§ Исходный отрывок:
▼▼▼

Следовательно, понадобились определенные средства, которые могли бы помочь достижению и той, и другой цели. Этими средствами стали некоторые приемы музыкальной выразительности, которые, как правило, будучи опробованы и закреплены в вокальной музыке, затем становились достоянием музыки инструментальной: музыка, таким образом, как бы несла слово в его «немой» ипостаси — оно «звучало», не будучи произнесенным. В XVII — первой половине XVIII в. такие отношения музыки и словесной речи музыкознание закрепило в кон-
цепции музыкальной риторики. Характерно, что, в отличие от многих других музыковедческих штудий, которые являлись обобщением и итогом композиторской практики, теоретическое изложение этой концепции И. Бурмейстером (1606), А. Кирхером (1650), И. Вальтером (1708) и др. предшествовало практике и считалось обязательным для ее усвоения и использования композиторами. А музыкальная критика подчас весьма сурово отчитывала тех, кто, как ей казалось, пренебрегает этими ораторско-риторическими приемами[53].
Теория музыкальной риторики развивалась в двух направлениях. Одно из них касалось общего построения произведения, структура которого должна была соответствовать форме ораторской речи. Из этого раздела теории впоследствии вырастают представления о музыкальных формах (периоде), трехфазности в подаче материала (отсюда заимствовано знаменитое асафьевское i: m: t — imtium-medium-terminus — начало, середина, окончание) и т. д. Изучение этого направления — одна из проблем истории анализа музыкальных произведений.
Второе направление было сосредоточено на взаимоотношениях конкретных черт мелодики, ритма, фактуры со словом, как они проявлялись в конкретных интонационных фигурах (отсюда — название «теория риторических фигур»). Это направление не утратило своего значения для эстетики, поскольку, с одной стороны, теория и практика употребления риторических фигур сохранили преимущественно исторический интерес и в этом качестве не входят в современные учебные курсы; с другой стороны, использование риторических фигур вышло далеко за пределы какого-то одного исторического периода, проявляясь вплоть до сегодняшнего дня (о причинах этого будет идти речь далее).
Рассмотрим поэтому несколько риторических фигур в их проявлениях в разных исторических обстоятельствах и у разных композиторов.
Одна из самых распространенных в музыке — фигура вздоха (suspiratio) — интонации секунды, прерываемые паузами; характерно, что в случае нисходящей интонации паузы не столь обязательны, но они становятся важными в случае интонации восходящей или движения более широкими интервалами. Вот звучание этой фигуры в опере Пёрселла «Дидона и Эней» (1689), в оратории Генделя «Самсон» (1741), в «Реквиеме» Моцарта (1791), в «Риголетто» Верди (1851), в «Борисе Годунове» Мусоргского (1872) и «Агоне» Стравинского (1957) (пример 51а-е):
142–145
Пример 51а-е
Столь же характерны две другие родственные фигуры — passus duriusculus и saltus duriusculus.

▲▲▲

§ Извлечённый материал:
▼▼▼

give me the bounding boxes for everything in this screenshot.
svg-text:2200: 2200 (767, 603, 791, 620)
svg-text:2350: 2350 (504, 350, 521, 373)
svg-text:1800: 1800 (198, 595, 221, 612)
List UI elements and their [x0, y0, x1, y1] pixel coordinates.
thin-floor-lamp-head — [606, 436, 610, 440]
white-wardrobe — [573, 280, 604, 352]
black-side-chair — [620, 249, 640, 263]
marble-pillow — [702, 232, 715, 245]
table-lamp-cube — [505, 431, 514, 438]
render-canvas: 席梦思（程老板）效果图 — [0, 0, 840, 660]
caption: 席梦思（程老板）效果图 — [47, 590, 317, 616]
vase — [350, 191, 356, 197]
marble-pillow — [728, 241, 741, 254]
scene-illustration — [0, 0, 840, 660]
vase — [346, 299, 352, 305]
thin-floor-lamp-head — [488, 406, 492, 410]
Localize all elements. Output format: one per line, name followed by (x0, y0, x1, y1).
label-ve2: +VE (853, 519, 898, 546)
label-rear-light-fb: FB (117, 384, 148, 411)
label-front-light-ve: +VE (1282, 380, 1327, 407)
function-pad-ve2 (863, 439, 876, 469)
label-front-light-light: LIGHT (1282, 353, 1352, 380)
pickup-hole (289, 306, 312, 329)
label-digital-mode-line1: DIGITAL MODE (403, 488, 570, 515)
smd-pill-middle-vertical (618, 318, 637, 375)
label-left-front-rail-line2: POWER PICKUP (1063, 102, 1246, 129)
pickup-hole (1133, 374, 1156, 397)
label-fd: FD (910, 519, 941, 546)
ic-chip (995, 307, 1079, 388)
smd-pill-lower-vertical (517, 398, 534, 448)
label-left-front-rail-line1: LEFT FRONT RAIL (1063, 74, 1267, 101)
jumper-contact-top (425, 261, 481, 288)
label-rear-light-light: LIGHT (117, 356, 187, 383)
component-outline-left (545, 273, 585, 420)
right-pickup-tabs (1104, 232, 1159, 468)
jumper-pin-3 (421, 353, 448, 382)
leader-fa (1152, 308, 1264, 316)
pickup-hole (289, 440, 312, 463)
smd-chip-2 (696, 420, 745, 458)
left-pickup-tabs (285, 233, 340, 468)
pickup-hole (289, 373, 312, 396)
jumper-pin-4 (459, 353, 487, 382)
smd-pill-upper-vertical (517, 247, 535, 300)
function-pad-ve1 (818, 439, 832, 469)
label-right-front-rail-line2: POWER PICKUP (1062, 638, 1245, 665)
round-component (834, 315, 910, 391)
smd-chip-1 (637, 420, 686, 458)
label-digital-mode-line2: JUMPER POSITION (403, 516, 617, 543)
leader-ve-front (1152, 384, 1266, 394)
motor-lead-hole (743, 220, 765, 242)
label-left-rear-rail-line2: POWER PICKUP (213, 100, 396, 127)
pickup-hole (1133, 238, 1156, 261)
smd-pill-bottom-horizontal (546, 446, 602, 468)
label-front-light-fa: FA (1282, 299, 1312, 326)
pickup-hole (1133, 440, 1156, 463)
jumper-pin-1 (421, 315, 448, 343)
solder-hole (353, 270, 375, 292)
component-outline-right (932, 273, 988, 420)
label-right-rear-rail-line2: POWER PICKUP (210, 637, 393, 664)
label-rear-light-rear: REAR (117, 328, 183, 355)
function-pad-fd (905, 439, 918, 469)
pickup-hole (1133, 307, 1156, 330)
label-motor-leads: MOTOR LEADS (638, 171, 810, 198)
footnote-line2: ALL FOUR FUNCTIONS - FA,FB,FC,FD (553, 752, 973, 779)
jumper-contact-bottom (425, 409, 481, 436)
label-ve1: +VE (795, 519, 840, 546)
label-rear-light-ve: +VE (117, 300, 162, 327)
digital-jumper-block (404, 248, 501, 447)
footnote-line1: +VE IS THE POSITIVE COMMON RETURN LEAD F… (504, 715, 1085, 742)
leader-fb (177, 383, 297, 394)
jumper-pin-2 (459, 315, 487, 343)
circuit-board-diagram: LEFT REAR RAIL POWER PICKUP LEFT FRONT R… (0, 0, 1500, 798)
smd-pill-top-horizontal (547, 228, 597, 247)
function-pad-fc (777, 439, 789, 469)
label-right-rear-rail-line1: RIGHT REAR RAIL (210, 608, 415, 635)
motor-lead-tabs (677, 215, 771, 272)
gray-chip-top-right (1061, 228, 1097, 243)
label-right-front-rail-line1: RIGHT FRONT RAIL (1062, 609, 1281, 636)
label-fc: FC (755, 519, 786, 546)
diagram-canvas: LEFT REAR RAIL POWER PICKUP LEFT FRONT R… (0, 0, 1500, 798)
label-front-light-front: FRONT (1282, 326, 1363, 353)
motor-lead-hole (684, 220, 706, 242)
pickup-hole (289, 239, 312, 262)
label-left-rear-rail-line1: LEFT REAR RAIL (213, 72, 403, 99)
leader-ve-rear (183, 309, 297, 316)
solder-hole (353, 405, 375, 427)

▲▲▲

§ Что нужно сделать:
(a) Какая фигура в отрывке о музыкальной риторике обозначена латинским словом suspiratio?
(b) Воспроизведите часть отрывка о музыкальной риторике от слов "Одна из самых" до слов "и saltus duriusculus." включительно.

§ Результаты упражнения:
(a) Фигура вздоха.

(b)
Одна из самых распространенных в музыке — фигура вздоха (suspiratio) — интонации секунды, прерываемые паузами; характерно, что в случае нисходящей интонации паузы не столь обязательны, но они становятся важными в случае интонации восходящей или движения более широкими интервалами. Вот звучание этой фигуры в опере Пёрселла «Дидона и Эней» (1689), в оратории Генделя «Самсон» (1741), в «Реквиеме» Моцарта (1791), в «Риголетто» Верди (1851), в «Борисе Годунове» Мусоргского (1872) и «Агоне» Стравинского (1957) (пример 51а-е):
142–145
Пример 51а-е
Столь же характерны две другие родственные фигуры — passus duriusculus и saltus duriusculus.